• **GOAL**
Decide whether each statement below agrees with the excerpt on fuzzy arithmetic and possibility. Answer yes or no for each, and quote the words of the excerpt that settle it.
1. Interval arithmetic is used for the binary arithmetic operations between α-cuts.
2. The possibility of a subset is defined as the infimum of the possibilities of its elements.
3. The possibility distribution function associated with X is defined to be the membership function of N.

• **EXCERPT**
Αmong the binary arithmetic operations between the α-cuts, the interval arithmetic is applied. Here, from the fuzzy algebra we use the division and the subtraction operations

$$\left[ {\upalpha ,\upbeta } \right] - \left[ {{\rm c},{\rm d}} \right] = \left[ {\upalpha - {\rm d},\,\upbeta - {\rm c}} \right]$$

(5)

$$\left[ {\upalpha ,\upbeta } \right]/\left[ {{\rm c},{\rm d}} \right] = \left[ {\upalpha ,\upbeta } \right] \cdot \left[ {\frac{1}{\rm d},\,\frac{1}{\rm c}} \right]$$

(6)

and

$$\left[ {\upalpha ,\upbeta } \right] \cdot \left[ {{\rm c}^{\prime},{\rm d}^{\prime}} \right] = \left[ {\min \left( {\upalpha {\rm c}^{\prime},\upalpha {\rm d}^{\prime},\,\upbeta {\rm c}^{\prime},\,\upbeta {\rm d}^{\prime}} \right),{\text{ max}}\left( {\upalpha {\rm c}^{\prime},\upalpha {\rm d}^{\prime},\,\upbeta {\rm c}^{\prime},\,\upbeta {\rm d}^{\prime}} \right)} \right]$$

(7)

Finally, in conjunction with the fuzzy decomposition theorem, the following equation holds for all the fuzzy sets of the fuzzy operation (e.g. [6, 7]):

$${\rm A}*{\rm B} = \cup_{\alpha } \left( {{\rm A}*{\rm B}} \right)$$

(8)

In fact, we select a significant discrete number of α-cuts, and thus, the Eq. (4) can be effectively approximated.

The question between the fuzzy sets and its relation with the conventional probability theory can be found in the field of possibility theory.

2.2 Fuzzy Estimators

Let X be a variable which takes values in a universe U and N a fuzzy set of U. Then the truth value of the fuzzy proposition “X is N” when X = u, \(u\in\) U is defined as the value N(u) of the membership value of the fuzzy set N (see [8]),

Therefore, the fuzzy proposition “X is N” associates the variable X with a possibility distribution. The possibility distribution function associated with X is denoted by π_X and is defined to be the membership function μ_N of N.

$${\varPi }_{X }\equiv {\mu }_{\rm N}$$

So, the possibility \({\varPi }_{X}\)(u) that X = u is postulated to be equal to the value \({\mu }_{\rm N}\) (u) of the membership function of N at u,

$${\varPi }_{X }\left(u\right)={\mu }_{N}(u)$$

Definition 1.

The possibility measure or simply the possibility of a subset \(A\subset U\) for a possibility distribution \({\varPi }_{X}\) associated with the variable X with universe U is defined as the supremum of the possibilities of its elements (see [8, 9]).

$$\varPi_{X} \left( {\rm A} \right) = sup\{ \varPi_{X} \left( u \right),\quad u \in A\}$$

(9)

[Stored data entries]
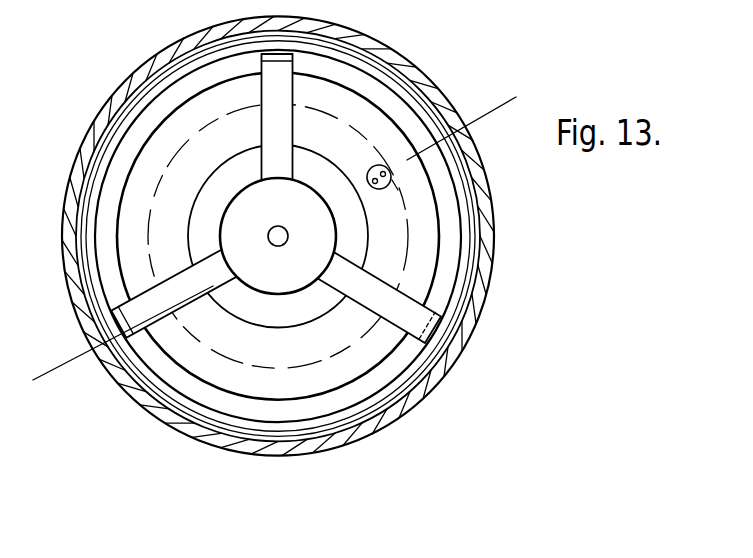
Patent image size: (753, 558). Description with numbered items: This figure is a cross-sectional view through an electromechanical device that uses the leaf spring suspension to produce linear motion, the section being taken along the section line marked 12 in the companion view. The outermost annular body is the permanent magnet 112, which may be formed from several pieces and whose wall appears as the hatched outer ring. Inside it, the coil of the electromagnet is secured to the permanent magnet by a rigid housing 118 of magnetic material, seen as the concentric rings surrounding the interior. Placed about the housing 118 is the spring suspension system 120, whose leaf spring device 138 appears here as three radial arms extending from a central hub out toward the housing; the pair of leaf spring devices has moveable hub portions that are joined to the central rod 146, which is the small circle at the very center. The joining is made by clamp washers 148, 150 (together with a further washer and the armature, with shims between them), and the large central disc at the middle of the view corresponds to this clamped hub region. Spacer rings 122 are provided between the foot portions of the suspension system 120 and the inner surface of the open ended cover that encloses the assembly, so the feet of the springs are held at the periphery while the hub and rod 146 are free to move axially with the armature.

The section line 12- 12 is at (515, 160).
The permanent magnet 112 is at (267, 370).
The rigid housing 118 is at (312, 380).
The spring suspension system 120 is at (416, 311).
The spacer rings 122 is at (278, 259).
The leaf spring device 138 is at (157, 322).
The rod 146 is at (285, 245).
The clamp washer 148 is at (287, 214).
The clamp washer 150 is at (325, 303).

• **FULL ANSWER**
1. Yes: "the interval arithmetic is applied"
2. No: "defined as the supremum of the possibilities of its elements"
3. Yes: "is defined to be the membership function μ_N of N"